>>>>>

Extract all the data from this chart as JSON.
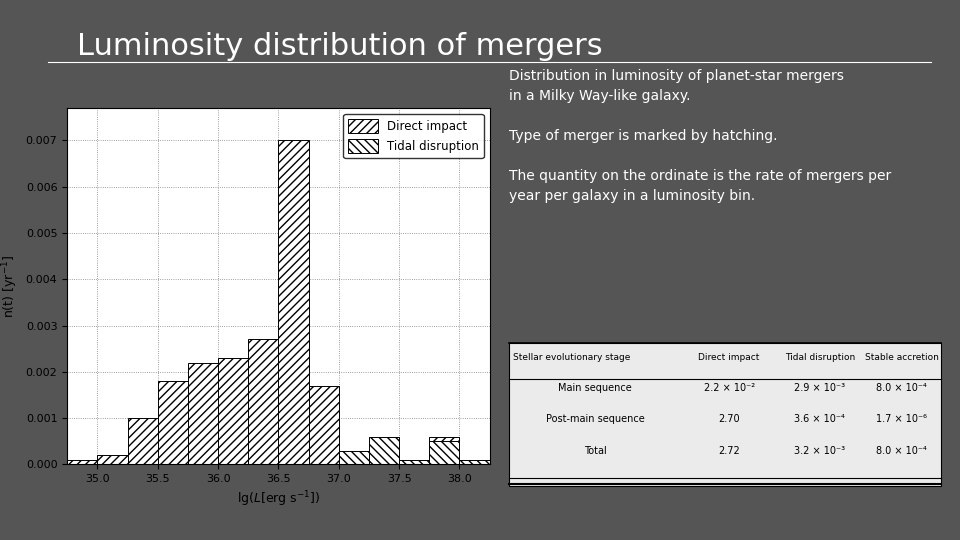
{
  "title": "Luminosity distribution of mergers",
  "bg_color": "#555555",
  "plot_bg_color": "#ffffff",
  "xlabel": "lg($L$[erg s$^{-1}$])",
  "ylabel": "n(t) [yr$^{-1}$]",
  "xlim": [
    34.75,
    38.25
  ],
  "ylim": [
    0,
    0.0077
  ],
  "xticks": [
    35.0,
    35.5,
    36.0,
    36.5,
    37.0,
    37.5,
    38.0
  ],
  "yticks": [
    0.0,
    0.001,
    0.002,
    0.003,
    0.004,
    0.005,
    0.006,
    0.007
  ],
  "bin_edges": [
    34.75,
    35.0,
    35.25,
    35.5,
    35.75,
    36.0,
    36.25,
    36.5,
    36.75,
    37.0,
    37.25,
    37.5,
    37.75,
    38.0,
    38.25
  ],
  "direct_impact": [
    0.0001,
    0.0002,
    0.001,
    0.0018,
    0.0022,
    0.0023,
    0.0027,
    0.007,
    0.0017,
    0.0002,
    0.0001,
    0.0001,
    0.0006,
    0.0001
  ],
  "tidal_disruption": [
    0.0,
    0.0,
    0.0,
    0.0,
    0.0,
    0.0,
    0.0,
    0.0,
    0.0,
    0.0003,
    0.0006,
    0.0001,
    0.0005,
    0.0001
  ],
  "text_color": "#ffffff",
  "description_lines": [
    "Distribution in luminosity of planet-star mergers",
    "in a Milky Way-like galaxy.",
    "",
    "Type of merger is marked by hatching.",
    "",
    "The quantity on the ordinate is the rate of mergers per",
    "year per galaxy in a luminosity bin."
  ],
  "table_headers": [
    "Stellar evolutionary stage",
    "Direct impact",
    "Tidal disruption",
    "Stable accretion"
  ],
  "table_rows": [
    [
      "Main sequence",
      "2.2 × 10⁻²",
      "2.9 × 10⁻³",
      "8.0 × 10⁻⁴"
    ],
    [
      "Post-main sequence",
      "2.70",
      "3.6 × 10⁻⁴",
      "1.7 × 10⁻⁶"
    ],
    [
      "Total",
      "2.72",
      "3.2 × 10⁻³",
      "8.0 × 10⁻⁴"
    ]
  ]
}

<<<<<

Pictures in the records should not appear in your copy, but everything else must be transcribed exactly.

Extract all the data from this chart as JSON.
{
  "title": "Luminosity distribution of mergers",
  "bg_color": "#555555",
  "plot_bg_color": "#ffffff",
  "xlabel": "lg($L$[erg s$^{-1}$])",
  "ylabel": "n(t) [yr$^{-1}$]",
  "xlim": [
    34.75,
    38.25
  ],
  "ylim": [
    0,
    0.0077
  ],
  "xticks": [
    35.0,
    35.5,
    36.0,
    36.5,
    37.0,
    37.5,
    38.0
  ],
  "yticks": [
    0.0,
    0.001,
    0.002,
    0.003,
    0.004,
    0.005,
    0.006,
    0.007
  ],
  "bin_edges": [
    34.75,
    35.0,
    35.25,
    35.5,
    35.75,
    36.0,
    36.25,
    36.5,
    36.75,
    37.0,
    37.25,
    37.5,
    37.75,
    38.0,
    38.25
  ],
  "direct_impact": [
    0.0001,
    0.0002,
    0.001,
    0.0018,
    0.0022,
    0.0023,
    0.0027,
    0.007,
    0.0017,
    0.0002,
    0.0001,
    0.0001,
    0.0006,
    0.0001
  ],
  "tidal_disruption": [
    0.0,
    0.0,
    0.0,
    0.0,
    0.0,
    0.0,
    0.0,
    0.0,
    0.0,
    0.0003,
    0.0006,
    0.0001,
    0.0005,
    0.0001
  ],
  "text_color": "#ffffff",
  "description_lines": [
    "Distribution in luminosity of planet-star mergers",
    "in a Milky Way-like galaxy.",
    "",
    "Type of merger is marked by hatching.",
    "",
    "The quantity on the ordinate is the rate of mergers per",
    "year per galaxy in a luminosity bin."
  ],
  "table_headers": [
    "Stellar evolutionary stage",
    "Direct impact",
    "Tidal disruption",
    "Stable accretion"
  ],
  "table_rows": [
    [
      "Main sequence",
      "2.2 × 10⁻²",
      "2.9 × 10⁻³",
      "8.0 × 10⁻⁴"
    ],
    [
      "Post-main sequence",
      "2.70",
      "3.6 × 10⁻⁴",
      "1.7 × 10⁻⁶"
    ],
    [
      "Total",
      "2.72",
      "3.2 × 10⁻³",
      "8.0 × 10⁻⁴"
    ]
  ]
}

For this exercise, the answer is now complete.